— START OF Dataset records —

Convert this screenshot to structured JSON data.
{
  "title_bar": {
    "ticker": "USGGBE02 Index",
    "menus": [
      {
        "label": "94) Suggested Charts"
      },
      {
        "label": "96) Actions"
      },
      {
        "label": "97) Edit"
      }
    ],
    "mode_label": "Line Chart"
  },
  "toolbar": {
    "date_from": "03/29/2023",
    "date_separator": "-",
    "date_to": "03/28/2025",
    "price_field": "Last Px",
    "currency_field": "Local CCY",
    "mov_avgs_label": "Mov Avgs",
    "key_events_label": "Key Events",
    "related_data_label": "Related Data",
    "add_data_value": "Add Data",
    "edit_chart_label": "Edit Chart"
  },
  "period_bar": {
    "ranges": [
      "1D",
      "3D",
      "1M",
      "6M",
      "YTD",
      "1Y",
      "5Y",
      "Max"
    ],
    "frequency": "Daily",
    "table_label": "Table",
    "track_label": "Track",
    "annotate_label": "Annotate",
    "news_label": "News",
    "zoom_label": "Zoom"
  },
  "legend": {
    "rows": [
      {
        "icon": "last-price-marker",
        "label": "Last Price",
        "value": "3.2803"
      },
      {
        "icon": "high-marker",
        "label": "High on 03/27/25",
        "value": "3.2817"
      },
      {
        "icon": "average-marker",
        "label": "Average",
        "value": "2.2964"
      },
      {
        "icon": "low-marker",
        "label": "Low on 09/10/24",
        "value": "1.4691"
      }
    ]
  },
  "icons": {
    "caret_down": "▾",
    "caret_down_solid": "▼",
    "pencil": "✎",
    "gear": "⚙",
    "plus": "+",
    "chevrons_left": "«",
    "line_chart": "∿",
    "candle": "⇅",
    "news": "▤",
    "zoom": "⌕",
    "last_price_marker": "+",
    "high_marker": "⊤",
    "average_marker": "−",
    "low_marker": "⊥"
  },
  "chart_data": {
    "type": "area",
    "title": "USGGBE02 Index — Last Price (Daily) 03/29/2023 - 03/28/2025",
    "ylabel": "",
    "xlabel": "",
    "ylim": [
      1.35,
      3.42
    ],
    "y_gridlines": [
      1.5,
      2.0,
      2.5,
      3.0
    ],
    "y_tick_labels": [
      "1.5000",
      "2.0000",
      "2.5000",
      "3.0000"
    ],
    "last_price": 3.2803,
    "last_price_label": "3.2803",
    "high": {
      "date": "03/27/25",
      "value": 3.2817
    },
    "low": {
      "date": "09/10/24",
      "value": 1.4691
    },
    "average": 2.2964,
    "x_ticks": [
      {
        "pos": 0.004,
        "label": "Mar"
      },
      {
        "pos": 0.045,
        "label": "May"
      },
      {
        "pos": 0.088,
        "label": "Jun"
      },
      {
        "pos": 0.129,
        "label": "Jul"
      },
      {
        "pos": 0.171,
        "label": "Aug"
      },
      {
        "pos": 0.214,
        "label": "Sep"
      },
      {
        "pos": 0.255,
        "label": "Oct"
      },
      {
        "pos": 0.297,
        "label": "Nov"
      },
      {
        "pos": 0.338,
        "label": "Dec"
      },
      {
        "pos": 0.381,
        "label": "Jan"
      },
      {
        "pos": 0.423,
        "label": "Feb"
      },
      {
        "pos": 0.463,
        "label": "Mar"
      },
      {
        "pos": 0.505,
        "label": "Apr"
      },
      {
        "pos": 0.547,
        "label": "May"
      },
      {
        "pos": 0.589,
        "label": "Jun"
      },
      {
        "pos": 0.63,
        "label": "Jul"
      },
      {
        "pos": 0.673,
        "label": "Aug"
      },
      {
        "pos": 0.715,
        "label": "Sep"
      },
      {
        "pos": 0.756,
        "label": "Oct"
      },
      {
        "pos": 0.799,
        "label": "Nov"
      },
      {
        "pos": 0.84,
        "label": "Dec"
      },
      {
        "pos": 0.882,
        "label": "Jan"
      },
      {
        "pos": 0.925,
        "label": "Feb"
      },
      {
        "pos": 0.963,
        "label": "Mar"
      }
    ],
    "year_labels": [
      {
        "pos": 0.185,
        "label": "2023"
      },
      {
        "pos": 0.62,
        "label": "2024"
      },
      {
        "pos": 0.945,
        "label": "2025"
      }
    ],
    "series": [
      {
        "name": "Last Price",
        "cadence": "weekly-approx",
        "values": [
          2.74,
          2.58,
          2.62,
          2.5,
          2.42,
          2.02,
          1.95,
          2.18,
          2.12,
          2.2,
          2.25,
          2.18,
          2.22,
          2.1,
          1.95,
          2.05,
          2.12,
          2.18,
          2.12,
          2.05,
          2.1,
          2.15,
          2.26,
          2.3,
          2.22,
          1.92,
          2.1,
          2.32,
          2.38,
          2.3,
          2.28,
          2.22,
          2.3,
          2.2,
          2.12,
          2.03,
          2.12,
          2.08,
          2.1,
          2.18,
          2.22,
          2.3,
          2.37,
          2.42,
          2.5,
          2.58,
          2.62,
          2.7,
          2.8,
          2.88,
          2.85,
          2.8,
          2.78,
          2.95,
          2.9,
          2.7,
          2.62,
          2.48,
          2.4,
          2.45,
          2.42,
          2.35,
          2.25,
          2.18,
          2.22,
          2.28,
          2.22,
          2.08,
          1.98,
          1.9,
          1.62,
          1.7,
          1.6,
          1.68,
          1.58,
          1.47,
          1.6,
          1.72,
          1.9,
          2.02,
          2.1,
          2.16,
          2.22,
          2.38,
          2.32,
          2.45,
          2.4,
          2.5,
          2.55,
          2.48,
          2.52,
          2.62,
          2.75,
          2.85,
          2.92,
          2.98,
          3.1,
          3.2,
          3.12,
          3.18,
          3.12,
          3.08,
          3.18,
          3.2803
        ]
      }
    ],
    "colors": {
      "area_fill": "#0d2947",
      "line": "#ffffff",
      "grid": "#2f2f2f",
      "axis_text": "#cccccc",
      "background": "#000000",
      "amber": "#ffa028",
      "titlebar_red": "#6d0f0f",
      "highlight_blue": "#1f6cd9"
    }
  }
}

— END OF Dataset records —

→ **Task prompt**
Reproduce the data in its entirety, matching each character.

→ **Result of this task**
Convert this screenshot to structured JSON data.
{
  "title_bar": {
    "ticker": "USGGBE02 Index",
    "menus": [
      {
        "label": "94) Suggested Charts"
      },
      {
        "label": "96) Actions"
      },
      {
        "label": "97) Edit"
      }
    ],
    "mode_label": "Line Chart"
  },
  "toolbar": {
    "date_from": "03/29/2023",
    "date_separator": "-",
    "date_to": "03/28/2025",
    "price_field": "Last Px",
    "currency_field": "Local CCY",
    "mov_avgs_label": "Mov Avgs",
    "key_events_label": "Key Events",
    "related_data_label": "Related Data",
    "add_data_value": "Add Data",
    "edit_chart_label": "Edit Chart"
  },
  "period_bar": {
    "ranges": [
      "1D",
      "3D",
      "1M",
      "6M",
      "YTD",
      "1Y",
      "5Y",
      "Max"
    ],
    "frequency": "Daily",
    "table_label": "Table",
    "track_label": "Track",
    "annotate_label": "Annotate",
    "news_label": "News",
    "zoom_label": "Zoom"
  },
  "legend": {
    "rows": [
      {
        "icon": "last-price-marker",
        "label": "Last Price",
        "value": "3.2803"
      },
      {
        "icon": "high-marker",
        "label": "High on 03/27/25",
        "value": "3.2817"
      },
      {
        "icon": "average-marker",
        "label": "Average",
        "value": "2.2964"
      },
      {
        "icon": "low-marker",
        "label": "Low on 09/10/24",
        "value": "1.4691"
      }
    ]
  },
  "icons": {
    "caret_down": "▾",
    "caret_down_solid": "▼",
    "pencil": "✎",
    "gear": "⚙",
    "plus": "+",
    "chevrons_left": "«",
    "line_chart": "∿",
    "candle": "⇅",
    "news": "▤",
    "zoom": "⌕",
    "last_price_marker": "+",
    "high_marker": "⊤",
    "average_marker": "−",
    "low_marker": "⊥"
  },
  "chart_data": {
    "type": "area",
    "title": "USGGBE02 Index — Last Price (Daily) 03/29/2023 - 03/28/2025",
    "ylabel": "",
    "xlabel": "",
    "ylim": [
      1.35,
      3.42
    ],
    "y_gridlines": [
      1.5,
      2.0,
      2.5,
      3.0
    ],
    "y_tick_labels": [
      "1.5000",
      "2.0000",
      "2.5000",
      "3.0000"
    ],
    "last_price": 3.2803,
    "last_price_label": "3.2803",
    "high": {
      "date": "03/27/25",
      "value": 3.2817
    },
    "low": {
      "date": "09/10/24",
      "value": 1.4691
    },
    "average": 2.2964,
    "x_ticks": [
      {
        "pos": 0.004,
        "label": "Mar"
      },
      {
        "pos": 0.045,
        "label": "May"
      },
      {
        "pos": 0.088,
        "label": "Jun"
      },
      {
        "pos": 0.129,
        "label": "Jul"
      },
      {
        "pos": 0.171,
        "label": "Aug"
      },
      {
        "pos": 0.214,
        "label": "Sep"
      },
      {
        "pos": 0.255,
        "label": "Oct"
      },
      {
        "pos": 0.297,
        "label": "Nov"
      },
      {
        "pos": 0.338,
        "label": "Dec"
      },
      {
        "pos": 0.381,
        "label": "Jan"
      },
      {
        "pos": 0.423,
        "label": "Feb"
      },
      {
        "pos": 0.463,
        "label": "Mar"
      },
      {
        "pos": 0.505,
        "label": "Apr"
      },
      {
        "pos": 0.547,
        "label": "May"
      },
      {
        "pos": 0.589,
        "label": "Jun"
      },
      {
        "pos": 0.63,
        "label": "Jul"
      },
      {
        "pos": 0.673,
        "label": "Aug"
      },
      {
        "pos": 0.715,
        "label": "Sep"
      },
      {
        "pos": 0.756,
        "label": "Oct"
      },
      {
        "pos": 0.799,
        "label": "Nov"
      },
      {
        "pos": 0.84,
        "label": "Dec"
      },
      {
        "pos": 0.882,
        "label": "Jan"
      },
      {
        "pos": 0.925,
        "label": "Feb"
      },
      {
        "pos": 0.963,
        "label": "Mar"
      }
    ],
    "year_labels": [
      {
        "pos": 0.185,
        "label": "2023"
      },
      {
        "pos": 0.62,
        "label": "2024"
      },
      {
        "pos": 0.945,
        "label": "2025"
      }
    ],
    "series": [
      {
        "name": "Last Price",
        "cadence": "weekly-approx",
        "values": [
          2.74,
          2.58,
          2.62,
          2.5,
          2.42,
          2.02,
          1.95,
          2.18,
          2.12,
          2.2,
          2.25,
          2.18,
          2.22,
          2.1,
          1.95,
          2.05,
          2.12,
          2.18,
          2.12,
          2.05,
          2.1,
          2.15,
          2.26,
          2.3,
          2.22,
          1.92,
          2.1,
          2.32,
          2.38,
          2.3,
          2.28,
          2.22,
          2.3,
          2.2,
          2.12,
          2.03,
          2.12,
          2.08,
          2.1,
          2.18,
          2.22,
          2.3,
          2.37,
          2.42,
          2.5,
          2.58,
          2.62,
          2.7,
          2.8,
          2.88,
          2.85,
          2.8,
          2.78,
          2.95,
          2.9,
          2.7,
          2.62,
          2.48,
          2.4,
          2.45,
          2.42,
          2.35,
          2.25,
          2.18,
          2.22,
          2.28,
          2.22,
          2.08,
          1.98,
          1.9,
          1.62,
          1.7,
          1.6,
          1.68,
          1.58,
          1.47,
          1.6,
          1.72,
          1.9,
          2.02,
          2.1,
          2.16,
          2.22,
          2.38,
          2.32,
          2.45,
          2.4,
          2.5,
          2.55,
          2.48,
          2.52,
          2.62,
          2.75,
          2.85,
          2.92,
          2.98,
          3.1,
          3.2,
          3.12,
          3.18,
          3.12,
          3.08,
          3.18,
          3.2803
        ]
      }
    ],
    "colors": {
      "area_fill": "#0d2947",
      "line": "#ffffff",
      "grid": "#2f2f2f",
      "axis_text": "#cccccc",
      "background": "#000000",
      "amber": "#ffa028",
      "titlebar_red": "#6d0f0f",
      "highlight_blue": "#1f6cd9"
    }
  }
}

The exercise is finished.